::: Material shown

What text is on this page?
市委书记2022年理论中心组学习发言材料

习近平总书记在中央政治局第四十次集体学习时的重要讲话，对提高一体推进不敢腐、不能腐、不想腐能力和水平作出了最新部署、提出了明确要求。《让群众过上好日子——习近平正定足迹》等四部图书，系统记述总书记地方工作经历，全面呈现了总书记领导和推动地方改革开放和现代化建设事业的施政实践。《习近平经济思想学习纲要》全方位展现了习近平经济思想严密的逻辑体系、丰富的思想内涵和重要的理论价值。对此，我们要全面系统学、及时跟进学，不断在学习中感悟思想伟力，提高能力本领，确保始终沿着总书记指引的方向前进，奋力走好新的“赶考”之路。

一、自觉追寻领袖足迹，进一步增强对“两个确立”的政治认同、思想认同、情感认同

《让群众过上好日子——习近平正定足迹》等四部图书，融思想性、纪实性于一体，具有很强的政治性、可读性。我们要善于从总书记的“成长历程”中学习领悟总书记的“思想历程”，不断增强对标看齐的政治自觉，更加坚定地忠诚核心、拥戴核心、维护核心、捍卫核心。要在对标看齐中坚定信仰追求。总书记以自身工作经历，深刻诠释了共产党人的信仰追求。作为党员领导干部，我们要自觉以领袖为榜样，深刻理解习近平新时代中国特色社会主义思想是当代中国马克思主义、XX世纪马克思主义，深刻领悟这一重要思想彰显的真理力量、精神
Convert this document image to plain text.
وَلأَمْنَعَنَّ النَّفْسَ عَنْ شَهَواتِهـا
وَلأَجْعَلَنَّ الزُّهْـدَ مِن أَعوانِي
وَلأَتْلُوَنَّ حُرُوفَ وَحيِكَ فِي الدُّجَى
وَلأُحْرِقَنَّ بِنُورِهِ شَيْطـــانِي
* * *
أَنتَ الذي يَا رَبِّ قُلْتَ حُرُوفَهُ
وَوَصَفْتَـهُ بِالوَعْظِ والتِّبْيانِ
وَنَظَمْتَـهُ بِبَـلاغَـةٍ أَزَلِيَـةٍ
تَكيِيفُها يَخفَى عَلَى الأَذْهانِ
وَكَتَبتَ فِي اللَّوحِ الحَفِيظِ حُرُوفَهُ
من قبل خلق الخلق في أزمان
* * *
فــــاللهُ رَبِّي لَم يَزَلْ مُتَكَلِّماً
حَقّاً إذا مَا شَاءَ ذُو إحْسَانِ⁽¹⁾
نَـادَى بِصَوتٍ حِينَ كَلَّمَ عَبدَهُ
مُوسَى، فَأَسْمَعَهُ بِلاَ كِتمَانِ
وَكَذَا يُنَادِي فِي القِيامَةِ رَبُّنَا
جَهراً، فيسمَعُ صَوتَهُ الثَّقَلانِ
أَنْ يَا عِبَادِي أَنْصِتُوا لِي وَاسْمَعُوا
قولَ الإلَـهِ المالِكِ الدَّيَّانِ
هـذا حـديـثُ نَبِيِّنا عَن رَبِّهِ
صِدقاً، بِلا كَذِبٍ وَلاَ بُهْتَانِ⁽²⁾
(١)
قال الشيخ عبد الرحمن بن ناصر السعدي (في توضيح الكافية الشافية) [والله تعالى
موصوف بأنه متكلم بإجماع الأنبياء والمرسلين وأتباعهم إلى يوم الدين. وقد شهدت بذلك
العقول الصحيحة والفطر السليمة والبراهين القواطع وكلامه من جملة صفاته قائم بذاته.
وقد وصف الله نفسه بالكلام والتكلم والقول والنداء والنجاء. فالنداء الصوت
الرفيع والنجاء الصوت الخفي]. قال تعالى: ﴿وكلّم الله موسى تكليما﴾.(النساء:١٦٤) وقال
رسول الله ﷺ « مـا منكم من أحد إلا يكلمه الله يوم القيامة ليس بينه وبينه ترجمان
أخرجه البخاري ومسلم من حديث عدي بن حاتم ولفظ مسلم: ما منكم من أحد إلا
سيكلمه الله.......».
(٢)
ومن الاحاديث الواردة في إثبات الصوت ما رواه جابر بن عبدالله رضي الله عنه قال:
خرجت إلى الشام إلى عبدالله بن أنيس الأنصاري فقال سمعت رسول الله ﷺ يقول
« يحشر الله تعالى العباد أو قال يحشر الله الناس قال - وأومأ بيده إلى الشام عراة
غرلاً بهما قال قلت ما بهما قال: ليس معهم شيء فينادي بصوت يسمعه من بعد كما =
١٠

::::::

Write out the entries above word for word.

What text is on this page?
市委书记2022年理论中心组学习发言材料

习近平总书记在中央政治局第四十次集体学习时的重要讲话，对提高一体推进不敢腐、不能腐、不想腐能力和水平作出了最新部署、提出了明确要求。《让群众过上好日子——习近平正定足迹》等四部图书，系统记述总书记地方工作经历，全面呈现了总书记领导和推动地方改革开放和现代化建设事业的施政实践。《习近平经济思想学习纲要》全方位展现了习近平经济思想严密的逻辑体系、丰富的思想内涵和重要的理论价值。对此，我们要全面系统学、及时跟进学，不断在学习中感悟思想伟力，提高能力本领，确保始终沿着总书记指引的方向前进，奋力走好新的“赶考”之路。

一、自觉追寻领袖足迹，进一步增强对“两个确立”的政治认同、思想认同、情感认同

《让群众过上好日子——习近平正定足迹》等四部图书，融思想性、纪实性于一体，具有很强的政治性、可读性。我们要善于从总书记的“成长历程”中学习领悟总书记的“思想历程”，不断增强对标看齐的政治自觉，更加坚定地忠诚核心、拥戴核心、维护核心、捍卫核心。要在对标看齐中坚定信仰追求。总书记以自身工作经历，深刻诠释了共产党人的信仰追求。作为党员领导干部，我们要自觉以领袖为榜样，深刻理解习近平新时代中国特色社会主义思想是当代中国马克思主义、XX世纪马克思主义，深刻领悟这一重要思想彰显的真理力量、精神
Convert this document image to plain text.
وَلأَمْنَعَنَّ النَّفْسَ عَنْ شَهَواتِهـا
وَلأَجْعَلَنَّ الزُّهْـدَ مِن أَعوانِي
وَلأَتْلُوَنَّ حُرُوفَ وَحيِكَ فِي الدُّجَى
وَلأُحْرِقَنَّ بِنُورِهِ شَيْطـــانِي
* * *
أَنتَ الذي يَا رَبِّ قُلْتَ حُرُوفَهُ
وَوَصَفْتَـهُ بِالوَعْظِ والتِّبْيانِ
وَنَظَمْتَـهُ بِبَـلاغَـةٍ أَزَلِيَـةٍ
تَكيِيفُها يَخفَى عَلَى الأَذْهانِ
وَكَتَبتَ فِي اللَّوحِ الحَفِيظِ حُرُوفَهُ
من قبل خلق الخلق في أزمان
* * *
فــــاللهُ رَبِّي لَم يَزَلْ مُتَكَلِّماً
حَقّاً إذا مَا شَاءَ ذُو إحْسَانِ⁽¹⁾
نَـادَى بِصَوتٍ حِينَ كَلَّمَ عَبدَهُ
مُوسَى، فَأَسْمَعَهُ بِلاَ كِتمَانِ
وَكَذَا يُنَادِي فِي القِيامَةِ رَبُّنَا
جَهراً، فيسمَعُ صَوتَهُ الثَّقَلانِ
أَنْ يَا عِبَادِي أَنْصِتُوا لِي وَاسْمَعُوا
قولَ الإلَـهِ المالِكِ الدَّيَّانِ
هـذا حـديـثُ نَبِيِّنا عَن رَبِّهِ
صِدقاً، بِلا كَذِبٍ وَلاَ بُهْتَانِ⁽²⁾
(١)
قال الشيخ عبد الرحمن بن ناصر السعدي (في توضيح الكافية الشافية) [والله تعالى
موصوف بأنه متكلم بإجماع الأنبياء والمرسلين وأتباعهم إلى يوم الدين. وقد شهدت بذلك
العقول الصحيحة والفطر السليمة والبراهين القواطع وكلامه من جملة صفاته قائم بذاته.
وقد وصف الله نفسه بالكلام والتكلم والقول والنداء والنجاء. فالنداء الصوت
الرفيع والنجاء الصوت الخفي]. قال تعالى: ﴿وكلّم الله موسى تكليما﴾.(النساء:١٦٤) وقال
رسول الله ﷺ « مـا منكم من أحد إلا يكلمه الله يوم القيامة ليس بينه وبينه ترجمان
أخرجه البخاري ومسلم من حديث عدي بن حاتم ولفظ مسلم: ما منكم من أحد إلا
سيكلمه الله.......».
(٢)
ومن الاحاديث الواردة في إثبات الصوت ما رواه جابر بن عبدالله رضي الله عنه قال:
خرجت إلى الشام إلى عبدالله بن أنيس الأنصاري فقال سمعت رسول الله ﷺ يقول
« يحشر الله تعالى العباد أو قال يحشر الله الناس قال - وأومأ بيده إلى الشام عراة
غرلاً بهما قال قلت ما بهما قال: ليس معهم شيء فينادي بصوت يسمعه من بعد كما =
١٠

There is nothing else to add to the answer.